Information provided start

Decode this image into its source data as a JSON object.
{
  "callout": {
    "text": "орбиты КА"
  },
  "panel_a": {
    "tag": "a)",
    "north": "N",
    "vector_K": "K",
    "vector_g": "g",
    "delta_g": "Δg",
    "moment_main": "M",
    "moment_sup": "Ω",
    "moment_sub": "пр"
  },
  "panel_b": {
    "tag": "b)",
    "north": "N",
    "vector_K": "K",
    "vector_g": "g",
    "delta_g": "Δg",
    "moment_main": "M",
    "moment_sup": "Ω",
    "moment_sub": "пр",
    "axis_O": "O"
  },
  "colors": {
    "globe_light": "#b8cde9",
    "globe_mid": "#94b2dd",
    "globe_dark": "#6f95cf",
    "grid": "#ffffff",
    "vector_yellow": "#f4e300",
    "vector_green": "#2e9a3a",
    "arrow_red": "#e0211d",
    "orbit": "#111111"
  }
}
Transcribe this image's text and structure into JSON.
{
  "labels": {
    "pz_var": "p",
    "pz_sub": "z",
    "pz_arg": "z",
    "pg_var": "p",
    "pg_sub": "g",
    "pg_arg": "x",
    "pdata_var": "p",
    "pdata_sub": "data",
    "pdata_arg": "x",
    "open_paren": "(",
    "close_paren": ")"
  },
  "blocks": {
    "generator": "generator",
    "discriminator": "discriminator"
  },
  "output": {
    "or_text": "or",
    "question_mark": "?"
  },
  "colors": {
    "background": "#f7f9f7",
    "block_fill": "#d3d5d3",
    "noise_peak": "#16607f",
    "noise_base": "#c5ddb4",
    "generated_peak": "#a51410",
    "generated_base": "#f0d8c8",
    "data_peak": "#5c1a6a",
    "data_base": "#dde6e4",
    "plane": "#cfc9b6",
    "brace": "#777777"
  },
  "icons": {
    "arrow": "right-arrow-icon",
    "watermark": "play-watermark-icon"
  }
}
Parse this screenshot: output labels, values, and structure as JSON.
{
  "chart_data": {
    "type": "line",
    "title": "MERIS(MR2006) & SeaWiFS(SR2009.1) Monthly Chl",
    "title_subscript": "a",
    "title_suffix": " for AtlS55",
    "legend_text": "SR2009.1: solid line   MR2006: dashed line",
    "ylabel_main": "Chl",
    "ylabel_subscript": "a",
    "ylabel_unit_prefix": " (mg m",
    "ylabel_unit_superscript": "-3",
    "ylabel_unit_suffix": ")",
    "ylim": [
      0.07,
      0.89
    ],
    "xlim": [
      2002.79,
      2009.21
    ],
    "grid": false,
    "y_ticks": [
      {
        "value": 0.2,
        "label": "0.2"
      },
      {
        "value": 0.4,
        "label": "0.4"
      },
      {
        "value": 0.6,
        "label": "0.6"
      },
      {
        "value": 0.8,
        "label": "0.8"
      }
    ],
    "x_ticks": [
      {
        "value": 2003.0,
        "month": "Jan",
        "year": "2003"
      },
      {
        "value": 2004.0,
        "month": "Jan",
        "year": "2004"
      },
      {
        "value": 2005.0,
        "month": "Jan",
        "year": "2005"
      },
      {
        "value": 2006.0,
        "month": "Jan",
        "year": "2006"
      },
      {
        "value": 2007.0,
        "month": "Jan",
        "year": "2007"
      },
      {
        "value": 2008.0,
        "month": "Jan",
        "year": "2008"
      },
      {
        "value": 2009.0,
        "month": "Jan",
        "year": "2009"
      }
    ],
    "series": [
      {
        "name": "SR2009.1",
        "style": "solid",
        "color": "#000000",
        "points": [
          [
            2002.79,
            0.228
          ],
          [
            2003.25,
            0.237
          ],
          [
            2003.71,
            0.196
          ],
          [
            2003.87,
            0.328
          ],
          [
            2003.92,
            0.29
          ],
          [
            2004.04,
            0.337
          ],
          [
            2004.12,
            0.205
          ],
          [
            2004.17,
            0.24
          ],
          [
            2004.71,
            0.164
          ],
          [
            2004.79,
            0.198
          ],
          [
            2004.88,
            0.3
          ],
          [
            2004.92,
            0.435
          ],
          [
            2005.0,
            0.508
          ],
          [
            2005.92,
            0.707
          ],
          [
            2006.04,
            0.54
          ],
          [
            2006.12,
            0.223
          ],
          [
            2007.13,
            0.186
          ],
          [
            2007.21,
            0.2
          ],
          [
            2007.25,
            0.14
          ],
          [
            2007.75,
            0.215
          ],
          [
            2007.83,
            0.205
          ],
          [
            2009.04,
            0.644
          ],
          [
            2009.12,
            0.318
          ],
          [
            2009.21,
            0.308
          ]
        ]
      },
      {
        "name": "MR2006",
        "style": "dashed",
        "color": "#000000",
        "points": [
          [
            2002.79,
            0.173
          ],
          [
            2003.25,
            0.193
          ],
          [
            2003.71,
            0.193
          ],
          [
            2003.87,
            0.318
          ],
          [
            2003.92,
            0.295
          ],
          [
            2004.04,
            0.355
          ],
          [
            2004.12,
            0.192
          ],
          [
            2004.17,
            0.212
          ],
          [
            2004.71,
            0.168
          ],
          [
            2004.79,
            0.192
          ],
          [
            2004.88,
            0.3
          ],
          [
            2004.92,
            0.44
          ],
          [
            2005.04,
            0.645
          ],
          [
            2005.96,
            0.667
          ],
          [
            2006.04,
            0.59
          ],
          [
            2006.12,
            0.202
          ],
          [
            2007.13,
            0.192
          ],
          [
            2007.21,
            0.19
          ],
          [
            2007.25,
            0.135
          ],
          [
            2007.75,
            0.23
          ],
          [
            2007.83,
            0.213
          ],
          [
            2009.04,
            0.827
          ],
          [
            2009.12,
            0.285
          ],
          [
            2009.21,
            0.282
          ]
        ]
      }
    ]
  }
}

Information provided end

Required task
Count every line above that holds the string "labels" and give the total, nothing more.

Answer in full
2